- Short problem: Go through the data below and gather each line containing "base".

>>>>>

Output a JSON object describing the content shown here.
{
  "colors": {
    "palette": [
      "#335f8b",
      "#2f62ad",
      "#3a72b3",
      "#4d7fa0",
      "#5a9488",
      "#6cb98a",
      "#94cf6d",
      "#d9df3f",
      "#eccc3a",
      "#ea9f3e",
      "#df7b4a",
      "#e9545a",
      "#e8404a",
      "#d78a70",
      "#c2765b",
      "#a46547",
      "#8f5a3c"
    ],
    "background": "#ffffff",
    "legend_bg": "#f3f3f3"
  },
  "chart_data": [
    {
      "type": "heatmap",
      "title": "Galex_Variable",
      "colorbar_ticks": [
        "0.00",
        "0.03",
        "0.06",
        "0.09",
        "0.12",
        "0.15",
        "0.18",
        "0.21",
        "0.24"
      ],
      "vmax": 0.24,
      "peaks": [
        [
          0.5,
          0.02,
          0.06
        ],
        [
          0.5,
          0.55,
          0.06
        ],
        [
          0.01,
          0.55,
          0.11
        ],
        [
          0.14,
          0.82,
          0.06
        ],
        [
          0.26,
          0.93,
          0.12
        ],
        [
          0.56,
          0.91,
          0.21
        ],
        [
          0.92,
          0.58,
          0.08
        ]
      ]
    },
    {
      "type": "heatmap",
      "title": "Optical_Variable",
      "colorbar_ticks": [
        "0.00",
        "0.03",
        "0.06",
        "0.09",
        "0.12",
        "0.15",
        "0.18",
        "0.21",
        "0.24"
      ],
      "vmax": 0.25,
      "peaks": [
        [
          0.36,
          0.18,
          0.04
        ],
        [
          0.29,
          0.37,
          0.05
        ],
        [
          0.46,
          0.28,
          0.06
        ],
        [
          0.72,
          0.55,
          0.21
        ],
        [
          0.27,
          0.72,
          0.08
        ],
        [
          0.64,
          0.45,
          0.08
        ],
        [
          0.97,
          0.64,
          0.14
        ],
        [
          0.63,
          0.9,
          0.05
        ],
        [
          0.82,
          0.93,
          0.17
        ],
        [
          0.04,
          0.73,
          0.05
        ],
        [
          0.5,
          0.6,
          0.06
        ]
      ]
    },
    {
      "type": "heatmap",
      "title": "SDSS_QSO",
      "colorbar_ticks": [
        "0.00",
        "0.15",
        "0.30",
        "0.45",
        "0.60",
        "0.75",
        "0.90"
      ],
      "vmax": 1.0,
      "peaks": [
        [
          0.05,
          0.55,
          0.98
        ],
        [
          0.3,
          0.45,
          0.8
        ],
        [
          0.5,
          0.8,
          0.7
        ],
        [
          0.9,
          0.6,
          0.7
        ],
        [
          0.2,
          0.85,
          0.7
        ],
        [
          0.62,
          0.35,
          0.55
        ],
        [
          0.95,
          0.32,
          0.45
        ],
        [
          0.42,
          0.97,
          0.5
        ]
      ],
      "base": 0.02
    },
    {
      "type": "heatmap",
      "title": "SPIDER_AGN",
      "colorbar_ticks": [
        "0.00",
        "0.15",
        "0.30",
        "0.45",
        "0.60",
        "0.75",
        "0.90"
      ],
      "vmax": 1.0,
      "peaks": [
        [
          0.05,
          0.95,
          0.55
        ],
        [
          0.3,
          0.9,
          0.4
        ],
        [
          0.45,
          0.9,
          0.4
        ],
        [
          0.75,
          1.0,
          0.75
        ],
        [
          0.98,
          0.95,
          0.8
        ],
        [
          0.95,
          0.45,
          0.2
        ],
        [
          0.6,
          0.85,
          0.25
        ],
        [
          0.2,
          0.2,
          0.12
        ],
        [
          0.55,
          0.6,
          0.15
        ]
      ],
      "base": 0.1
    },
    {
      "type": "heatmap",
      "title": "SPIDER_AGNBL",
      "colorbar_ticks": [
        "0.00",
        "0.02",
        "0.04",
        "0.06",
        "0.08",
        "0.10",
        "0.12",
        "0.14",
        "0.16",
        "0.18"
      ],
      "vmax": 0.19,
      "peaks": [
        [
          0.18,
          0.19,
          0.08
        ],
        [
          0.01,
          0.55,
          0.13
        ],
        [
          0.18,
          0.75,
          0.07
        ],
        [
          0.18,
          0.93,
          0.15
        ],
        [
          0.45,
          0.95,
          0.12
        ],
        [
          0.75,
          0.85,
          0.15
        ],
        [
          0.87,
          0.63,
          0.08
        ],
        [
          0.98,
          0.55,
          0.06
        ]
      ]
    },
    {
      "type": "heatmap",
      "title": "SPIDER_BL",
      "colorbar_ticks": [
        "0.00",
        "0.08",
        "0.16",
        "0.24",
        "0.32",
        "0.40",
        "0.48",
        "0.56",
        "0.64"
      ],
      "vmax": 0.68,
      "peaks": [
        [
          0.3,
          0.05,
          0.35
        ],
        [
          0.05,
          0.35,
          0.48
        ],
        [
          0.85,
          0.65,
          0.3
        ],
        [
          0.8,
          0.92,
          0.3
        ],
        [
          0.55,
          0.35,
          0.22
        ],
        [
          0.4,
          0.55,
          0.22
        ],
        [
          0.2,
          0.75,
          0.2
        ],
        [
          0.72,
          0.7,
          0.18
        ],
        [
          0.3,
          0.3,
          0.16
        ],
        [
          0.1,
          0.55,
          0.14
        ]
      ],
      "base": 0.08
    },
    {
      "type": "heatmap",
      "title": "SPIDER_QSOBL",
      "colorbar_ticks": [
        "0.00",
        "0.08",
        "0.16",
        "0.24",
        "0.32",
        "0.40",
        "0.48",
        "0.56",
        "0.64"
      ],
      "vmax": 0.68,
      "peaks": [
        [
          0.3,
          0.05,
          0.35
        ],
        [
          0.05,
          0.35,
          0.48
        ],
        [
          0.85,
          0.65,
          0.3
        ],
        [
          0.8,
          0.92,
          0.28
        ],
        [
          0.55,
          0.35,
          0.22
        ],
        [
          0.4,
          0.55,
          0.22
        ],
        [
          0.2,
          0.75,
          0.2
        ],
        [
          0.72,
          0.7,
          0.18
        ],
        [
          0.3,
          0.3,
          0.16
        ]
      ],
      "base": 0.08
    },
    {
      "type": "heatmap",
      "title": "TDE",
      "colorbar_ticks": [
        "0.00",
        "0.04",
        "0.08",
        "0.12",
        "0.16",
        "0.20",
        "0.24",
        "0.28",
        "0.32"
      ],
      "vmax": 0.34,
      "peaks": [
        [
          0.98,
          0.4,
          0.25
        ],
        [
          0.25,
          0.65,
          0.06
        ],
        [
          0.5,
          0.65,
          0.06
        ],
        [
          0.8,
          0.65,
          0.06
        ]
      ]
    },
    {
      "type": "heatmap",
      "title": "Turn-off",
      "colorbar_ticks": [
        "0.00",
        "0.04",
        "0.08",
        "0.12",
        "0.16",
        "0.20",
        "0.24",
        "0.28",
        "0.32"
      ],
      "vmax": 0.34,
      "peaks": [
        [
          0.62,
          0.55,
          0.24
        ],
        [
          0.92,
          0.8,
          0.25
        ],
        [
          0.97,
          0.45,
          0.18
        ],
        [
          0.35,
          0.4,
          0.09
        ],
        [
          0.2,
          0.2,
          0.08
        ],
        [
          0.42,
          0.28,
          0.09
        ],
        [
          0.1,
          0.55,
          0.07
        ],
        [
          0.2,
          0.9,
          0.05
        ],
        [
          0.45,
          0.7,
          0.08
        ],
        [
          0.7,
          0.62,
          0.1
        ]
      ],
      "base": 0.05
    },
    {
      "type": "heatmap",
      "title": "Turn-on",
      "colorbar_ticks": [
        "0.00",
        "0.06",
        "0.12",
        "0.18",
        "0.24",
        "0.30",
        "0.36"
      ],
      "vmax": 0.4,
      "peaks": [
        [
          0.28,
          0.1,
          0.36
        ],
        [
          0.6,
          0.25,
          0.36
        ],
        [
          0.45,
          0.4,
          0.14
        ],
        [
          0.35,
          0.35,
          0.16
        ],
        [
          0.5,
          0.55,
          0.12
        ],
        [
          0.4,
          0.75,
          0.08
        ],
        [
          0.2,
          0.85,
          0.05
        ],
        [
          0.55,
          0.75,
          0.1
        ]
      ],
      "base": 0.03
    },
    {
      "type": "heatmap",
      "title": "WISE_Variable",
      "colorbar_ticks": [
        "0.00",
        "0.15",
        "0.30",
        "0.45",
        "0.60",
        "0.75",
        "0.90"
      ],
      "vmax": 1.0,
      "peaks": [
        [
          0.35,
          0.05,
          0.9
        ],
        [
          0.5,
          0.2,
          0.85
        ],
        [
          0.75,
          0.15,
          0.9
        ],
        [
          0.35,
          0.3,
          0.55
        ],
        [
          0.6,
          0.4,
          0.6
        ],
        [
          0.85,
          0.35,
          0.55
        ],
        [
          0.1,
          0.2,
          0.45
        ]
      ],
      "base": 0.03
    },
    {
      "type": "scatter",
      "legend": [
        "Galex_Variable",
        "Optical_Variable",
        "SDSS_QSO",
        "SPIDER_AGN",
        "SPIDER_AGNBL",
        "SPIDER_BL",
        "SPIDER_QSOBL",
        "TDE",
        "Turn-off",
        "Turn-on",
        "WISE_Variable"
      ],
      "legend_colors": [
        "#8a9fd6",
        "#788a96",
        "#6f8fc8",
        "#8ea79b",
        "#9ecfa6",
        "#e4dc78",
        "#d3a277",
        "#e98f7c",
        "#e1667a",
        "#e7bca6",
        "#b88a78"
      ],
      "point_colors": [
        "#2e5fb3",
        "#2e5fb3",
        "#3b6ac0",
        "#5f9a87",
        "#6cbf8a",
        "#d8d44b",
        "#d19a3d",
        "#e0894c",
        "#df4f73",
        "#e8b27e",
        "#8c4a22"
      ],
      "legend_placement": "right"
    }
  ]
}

<<<<<

- Worked solution:
      "base": 0.02
      "base": 0.1
      "base": 0.08
      "base": 0.08
      "base": 0.05
      "base": 0.03
      "base": 0.03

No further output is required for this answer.